▸ Listed records:
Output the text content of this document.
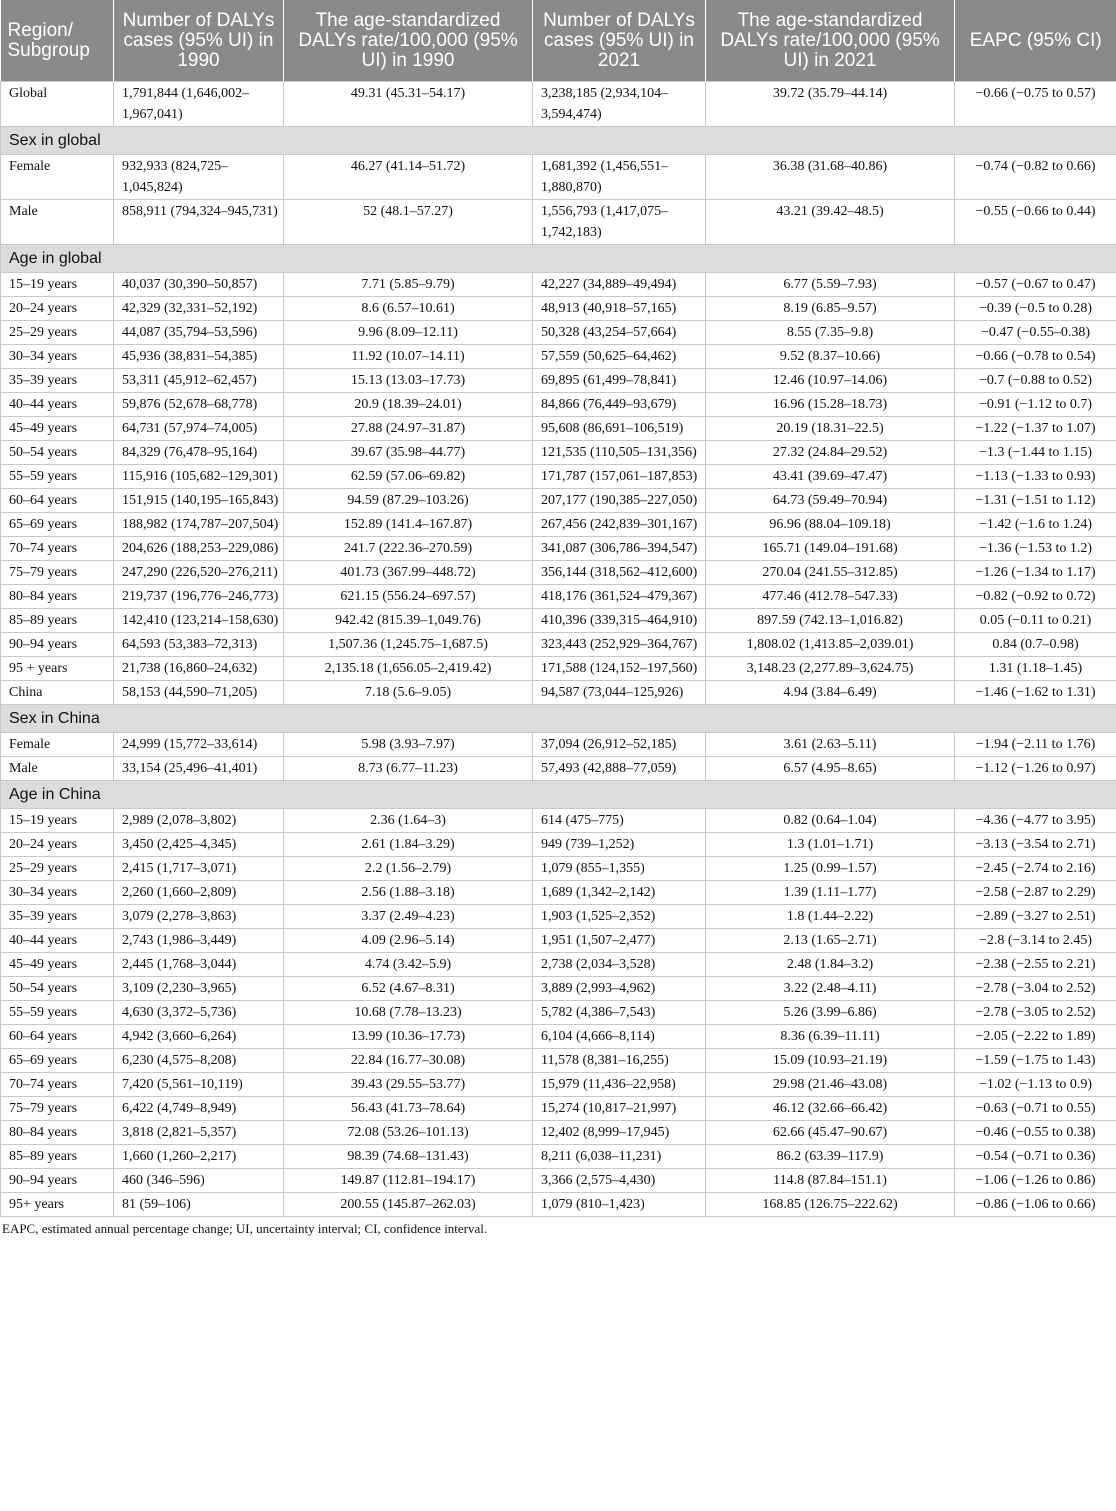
Region/ Subgroup	Number of DALYs cases (95% UI) in 1990	The age-standardized DALYs rate/100,000 (95% UI) in 1990	Number of DALYs cases (95% UI) in 2021	The age-standardized DALYs rate/100,000 (95% UI) in 2021	EAPC (95% CI)
Global	1,791,844 (1,646,002–1,967,041)	49.31 (45.31–54.17)	3,238,185 (2,934,104–3,594,474)	39.72 (35.79–44.14)	−0.66 (−0.75 to 0.57)
Sex in global					
Female	932,933 (824,725–1,045,824)	46.27 (41.14–51.72)	1,681,392 (1,456,551–1,880,870)	36.38 (31.68–40.86)	−0.74 (−0.82 to 0.66)
Male	858,911 (794,324–945,731)	52 (48.1–57.27)	1,556,793 (1,417,075–1,742,183)	43.21 (39.42–48.5)	−0.55 (−0.66 to 0.44)
Age in global					
15–19 years	40,037 (30,390–50,857)	7.71 (5.85–9.79)	42,227 (34,889–49,494)	6.77 (5.59–7.93)	−0.57 (−0.67 to 0.47)
20–24 years	42,329 (32,331–52,192)	8.6 (6.57–10.61)	48,913 (40,918–57,165)	8.19 (6.85–9.57)	−0.39 (−0.5 to 0.28)
25–29 years	44,087 (35,794–53,596)	9.96 (8.09–12.11)	50,328 (43,254–57,664)	8.55 (7.35–9.8)	−0.47 (−0.55–0.38)
30–34 years	45,936 (38,831–54,385)	11.92 (10.07–14.11)	57,559 (50,625–64,462)	9.52 (8.37–10.66)	−0.66 (−0.78 to 0.54)
35–39 years	53,311 (45,912–62,457)	15.13 (13.03–17.73)	69,895 (61,499–78,841)	12.46 (10.97–14.06)	−0.7 (−0.88 to 0.52)
40–44 years	59,876 (52,678–68,778)	20.9 (18.39–24.01)	84,866 (76,449–93,679)	16.96 (15.28–18.73)	−0.91 (−1.12 to 0.7)
45–49 years	64,731 (57,974–74,005)	27.88 (24.97–31.87)	95,608 (86,691–106,519)	20.19 (18.31–22.5)	−1.22 (−1.37 to 1.07)
50–54 years	84,329 (76,478–95,164)	39.67 (35.98–44.77)	121,535 (110,505–131,356)	27.32 (24.84–29.52)	−1.3 (−1.44 to 1.15)
55–59 years	115,916 (105,682–129,301)	62.59 (57.06–69.82)	171,787 (157,061–187,853)	43.41 (39.69–47.47)	−1.13 (−1.33 to 0.93)
60–64 years	151,915 (140,195–165,843)	94.59 (87.29–103.26)	207,177 (190,385–227,050)	64.73 (59.49–70.94)	−1.31 (−1.51 to 1.12)
65–69 years	188,982 (174,787–207,504)	152.89 (141.4–167.87)	267,456 (242,839–301,167)	96.96 (88.04–109.18)	−1.42 (−1.6 to 1.24)
70–74 years	204,626 (188,253–229,086)	241.7 (222.36–270.59)	341,087 (306,786–394,547)	165.71 (149.04–191.68)	−1.36 (−1.53 to 1.2)
75–79 years	247,290 (226,520–276,211)	401.73 (367.99–448.72)	356,144 (318,562–412,600)	270.04 (241.55–312.85)	−1.26 (−1.34 to 1.17)
80–84 years	219,737 (196,776–246,773)	621.15 (556.24–697.57)	418,176 (361,524–479,367)	477.46 (412.78–547.33)	−0.82 (−0.92 to 0.72)
85–89 years	142,410 (123,214–158,630)	942.42 (815.39–1,049.76)	410,396 (339,315–464,910)	897.59 (742.13–1,016.82)	0.05 (−0.11 to 0.21)
90–94 years	64,593 (53,383–72,313)	1,507.36 (1,245.75–1,687.5)	323,443 (252,929–364,767)	1,808.02 (1,413.85–2,039.01)	0.84 (0.7–0.98)
95 + years	21,738 (16,860–24,632)	2,135.18 (1,656.05–2,419.42)	171,588 (124,152–197,560)	3,148.23 (2,277.89–3,624.75)	1.31 (1.18–1.45)
China	58,153 (44,590–71,205)	7.18 (5.6–9.05)	94,587 (73,044–125,926)	4.94 (3.84–6.49)	−1.46 (−1.62 to 1.31)
Sex in China					
Female	24,999 (15,772–33,614)	5.98 (3.93–7.97)	37,094 (26,912–52,185)	3.61 (2.63–5.11)	−1.94 (−2.11 to 1.76)
Male	33,154 (25,496–41,401)	8.73 (6.77–11.23)	57,493 (42,888–77,059)	6.57 (4.95–8.65)	−1.12 (−1.26 to 0.97)
Age in China					
15–19 years	2,989 (2,078–3,802)	2.36 (1.64–3)	614 (475–775)	0.82 (0.64–1.04)	−4.36 (−4.77 to 3.95)
20–24 years	3,450 (2,425–4,345)	2.61 (1.84–3.29)	949 (739–1,252)	1.3 (1.01–1.71)	−3.13 (−3.54 to 2.71)
25–29 years	2,415 (1,717–3,071)	2.2 (1.56–2.79)	1,079 (855–1,355)	1.25 (0.99–1.57)	−2.45 (−2.74 to 2.16)
30–34 years	2,260 (1,660–2,809)	2.56 (1.88–3.18)	1,689 (1,342–2,142)	1.39 (1.11–1.77)	−2.58 (−2.87 to 2.29)
35–39 years	3,079 (2,278–3,863)	3.37 (2.49–4.23)	1,903 (1,525–2,352)	1.8 (1.44–2.22)	−2.89 (−3.27 to 2.51)
40–44 years	2,743 (1,986–3,449)	4.09 (2.96–5.14)	1,951 (1,507–2,477)	2.13 (1.65–2.71)	−2.8 (−3.14 to 2.45)
45–49 years	2,445 (1,768–3,044)	4.74 (3.42–5.9)	2,738 (2,034–3,528)	2.48 (1.84–3.2)	−2.38 (−2.55 to 2.21)
50–54 years	3,109 (2,230–3,965)	6.52 (4.67–8.31)	3,889 (2,993–4,962)	3.22 (2.48–4.11)	−2.78 (−3.04 to 2.52)
55–59 years	4,630 (3,372–5,736)	10.68 (7.78–13.23)	5,782 (4,386–7,543)	5.26 (3.99–6.86)	−2.78 (−3.05 to 2.52)
60–64 years	4,942 (3,660–6,264)	13.99 (10.36–17.73)	6,104 (4,666–8,114)	8.36 (6.39–11.11)	−2.05 (−2.22 to 1.89)
65–69 years	6,230 (4,575–8,208)	22.84 (16.77–30.08)	11,578 (8,381–16,255)	15.09 (10.93–21.19)	−1.59 (−1.75 to 1.43)
70–74 years	7,420 (5,561–10,119)	39.43 (29.55–53.77)	15,979 (11,436–22,958)	29.98 (21.46–43.08)	−1.02 (−1.13 to 0.9)
75–79 years	6,422 (4,749–8,949)	56.43 (41.73–78.64)	15,274 (10,817–21,997)	46.12 (32.66–66.42)	−0.63 (−0.71 to 0.55)
80–84 years	3,818 (2,821–5,357)	72.08 (53.26–101.13)	12,402 (8,999–17,945)	62.66 (45.47–90.67)	−0.46 (−0.55 to 0.38)
85–89 years	1,660 (1,260–2,217)	98.39 (74.68–131.43)	8,211 (6,038–11,231)	86.2 (63.39–117.9)	−0.54 (−0.71 to 0.36)
90–94 years	460 (346–596)	149.87 (112.81–194.17)	3,366 (2,575–4,430)	114.8 (87.84–151.1)	−1.06 (−1.26 to 0.86)
95+ years	81 (59–106)	200.55 (145.87–262.03)	1,079 (810–1,423)	168.85 (126.75–222.62)	−0.86 (−1.06 to 0.66)
EAPC, estimated annual percentage change; UI, uncertainty interval; CI, confidence interval.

▸ Given request:
Copy out all the data without changing anything, and drop the pictures.

▸ Exercise answer:
Output the text content of this document.
Region/ Subgroup	Number of DALYs cases (95% UI) in 1990	The age-standardized DALYs rate/100,000 (95% UI) in 1990	Number of DALYs cases (95% UI) in 2021	The age-standardized DALYs rate/100,000 (95% UI) in 2021	EAPC (95% CI)
Global	1,791,844 (1,646,002–1,967,041)	49.31 (45.31–54.17)	3,238,185 (2,934,104–3,594,474)	39.72 (35.79–44.14)	−0.66 (−0.75 to 0.57)
Sex in global					
Female	932,933 (824,725–1,045,824)	46.27 (41.14–51.72)	1,681,392 (1,456,551–1,880,870)	36.38 (31.68–40.86)	−0.74 (−0.82 to 0.66)
Male	858,911 (794,324–945,731)	52 (48.1–57.27)	1,556,793 (1,417,075–1,742,183)	43.21 (39.42–48.5)	−0.55 (−0.66 to 0.44)
Age in global					
15–19 years	40,037 (30,390–50,857)	7.71 (5.85–9.79)	42,227 (34,889–49,494)	6.77 (5.59–7.93)	−0.57 (−0.67 to 0.47)
20–24 years	42,329 (32,331–52,192)	8.6 (6.57–10.61)	48,913 (40,918–57,165)	8.19 (6.85–9.57)	−0.39 (−0.5 to 0.28)
25–29 years	44,087 (35,794–53,596)	9.96 (8.09–12.11)	50,328 (43,254–57,664)	8.55 (7.35–9.8)	−0.47 (−0.55–0.38)
30–34 years	45,936 (38,831–54,385)	11.92 (10.07–14.11)	57,559 (50,625–64,462)	9.52 (8.37–10.66)	−0.66 (−0.78 to 0.54)
35–39 years	53,311 (45,912–62,457)	15.13 (13.03–17.73)	69,895 (61,499–78,841)	12.46 (10.97–14.06)	−0.7 (−0.88 to 0.52)
40–44 years	59,876 (52,678–68,778)	20.9 (18.39–24.01)	84,866 (76,449–93,679)	16.96 (15.28–18.73)	−0.91 (−1.12 to 0.7)
45–49 years	64,731 (57,974–74,005)	27.88 (24.97–31.87)	95,608 (86,691–106,519)	20.19 (18.31–22.5)	−1.22 (−1.37 to 1.07)
50–54 years	84,329 (76,478–95,164)	39.67 (35.98–44.77)	121,535 (110,505–131,356)	27.32 (24.84–29.52)	−1.3 (−1.44 to 1.15)
55–59 years	115,916 (105,682–129,301)	62.59 (57.06–69.82)	171,787 (157,061–187,853)	43.41 (39.69–47.47)	−1.13 (−1.33 to 0.93)
60–64 years	151,915 (140,195–165,843)	94.59 (87.29–103.26)	207,177 (190,385–227,050)	64.73 (59.49–70.94)	−1.31 (−1.51 to 1.12)
65–69 years	188,982 (174,787–207,504)	152.89 (141.4–167.87)	267,456 (242,839–301,167)	96.96 (88.04–109.18)	−1.42 (−1.6 to 1.24)
70–74 years	204,626 (188,253–229,086)	241.7 (222.36–270.59)	341,087 (306,786–394,547)	165.71 (149.04–191.68)	−1.36 (−1.53 to 1.2)
75–79 years	247,290 (226,520–276,211)	401.73 (367.99–448.72)	356,144 (318,562–412,600)	270.04 (241.55–312.85)	−1.26 (−1.34 to 1.17)
80–84 years	219,737 (196,776–246,773)	621.15 (556.24–697.57)	418,176 (361,524–479,367)	477.46 (412.78–547.33)	−0.82 (−0.92 to 0.72)
85–89 years	142,410 (123,214–158,630)	942.42 (815.39–1,049.76)	410,396 (339,315–464,910)	897.59 (742.13–1,016.82)	0.05 (−0.11 to 0.21)
90–94 years	64,593 (53,383–72,313)	1,507.36 (1,245.75–1,687.5)	323,443 (252,929–364,767)	1,808.02 (1,413.85–2,039.01)	0.84 (0.7–0.98)
95 + years	21,738 (16,860–24,632)	2,135.18 (1,656.05–2,419.42)	171,588 (124,152–197,560)	3,148.23 (2,277.89–3,624.75)	1.31 (1.18–1.45)
China	58,153 (44,590–71,205)	7.18 (5.6–9.05)	94,587 (73,044–125,926)	4.94 (3.84–6.49)	−1.46 (−1.62 to 1.31)
Sex in China					
Female	24,999 (15,772–33,614)	5.98 (3.93–7.97)	37,094 (26,912–52,185)	3.61 (2.63–5.11)	−1.94 (−2.11 to 1.76)
Male	33,154 (25,496–41,401)	8.73 (6.77–11.23)	57,493 (42,888–77,059)	6.57 (4.95–8.65)	−1.12 (−1.26 to 0.97)
Age in China					
15–19 years	2,989 (2,078–3,802)	2.36 (1.64–3)	614 (475–775)	0.82 (0.64–1.04)	−4.36 (−4.77 to 3.95)
20–24 years	3,450 (2,425–4,345)	2.61 (1.84–3.29)	949 (739–1,252)	1.3 (1.01–1.71)	−3.13 (−3.54 to 2.71)
25–29 years	2,415 (1,717–3,071)	2.2 (1.56–2.79)	1,079 (855–1,355)	1.25 (0.99–1.57)	−2.45 (−2.74 to 2.16)
30–34 years	2,260 (1,660–2,809)	2.56 (1.88–3.18)	1,689 (1,342–2,142)	1.39 (1.11–1.77)	−2.58 (−2.87 to 2.29)
35–39 years	3,079 (2,278–3,863)	3.37 (2.49–4.23)	1,903 (1,525–2,352)	1.8 (1.44–2.22)	−2.89 (−3.27 to 2.51)
40–44 years	2,743 (1,986–3,449)	4.09 (2.96–5.14)	1,951 (1,507–2,477)	2.13 (1.65–2.71)	−2.8 (−3.14 to 2.45)
45–49 years	2,445 (1,768–3,044)	4.74 (3.42–5.9)	2,738 (2,034–3,528)	2.48 (1.84–3.2)	−2.38 (−2.55 to 2.21)
50–54 years	3,109 (2,230–3,965)	6.52 (4.67–8.31)	3,889 (2,993–4,962)	3.22 (2.48–4.11)	−2.78 (−3.04 to 2.52)
55–59 years	4,630 (3,372–5,736)	10.68 (7.78–13.23)	5,782 (4,386–7,543)	5.26 (3.99–6.86)	−2.78 (−3.05 to 2.52)
60–64 years	4,942 (3,660–6,264)	13.99 (10.36–17.73)	6,104 (4,666–8,114)	8.36 (6.39–11.11)	−2.05 (−2.22 to 1.89)
65–69 years	6,230 (4,575–8,208)	22.84 (16.77–30.08)	11,578 (8,381–16,255)	15.09 (10.93–21.19)	−1.59 (−1.75 to 1.43)
70–74 years	7,420 (5,561–10,119)	39.43 (29.55–53.77)	15,979 (11,436–22,958)	29.98 (21.46–43.08)	−1.02 (−1.13 to 0.9)
75–79 years	6,422 (4,749–8,949)	56.43 (41.73–78.64)	15,274 (10,817–21,997)	46.12 (32.66–66.42)	−0.63 (−0.71 to 0.55)
80–84 years	3,818 (2,821–5,357)	72.08 (53.26–101.13)	12,402 (8,999–17,945)	62.66 (45.47–90.67)	−0.46 (−0.55 to 0.38)
85–89 years	1,660 (1,260–2,217)	98.39 (74.68–131.43)	8,211 (6,038–11,231)	86.2 (63.39–117.9)	−0.54 (−0.71 to 0.36)
90–94 years	460 (346–596)	149.87 (112.81–194.17)	3,366 (2,575–4,430)	114.8 (87.84–151.1)	−1.06 (−1.26 to 0.86)
95+ years	81 (59–106)	200.55 (145.87–262.03)	1,079 (810–1,423)	168.85 (126.75–222.62)	−0.86 (−1.06 to 0.66)
EAPC, estimated annual percentage change; UI, uncertainty interval; CI, confidence interval.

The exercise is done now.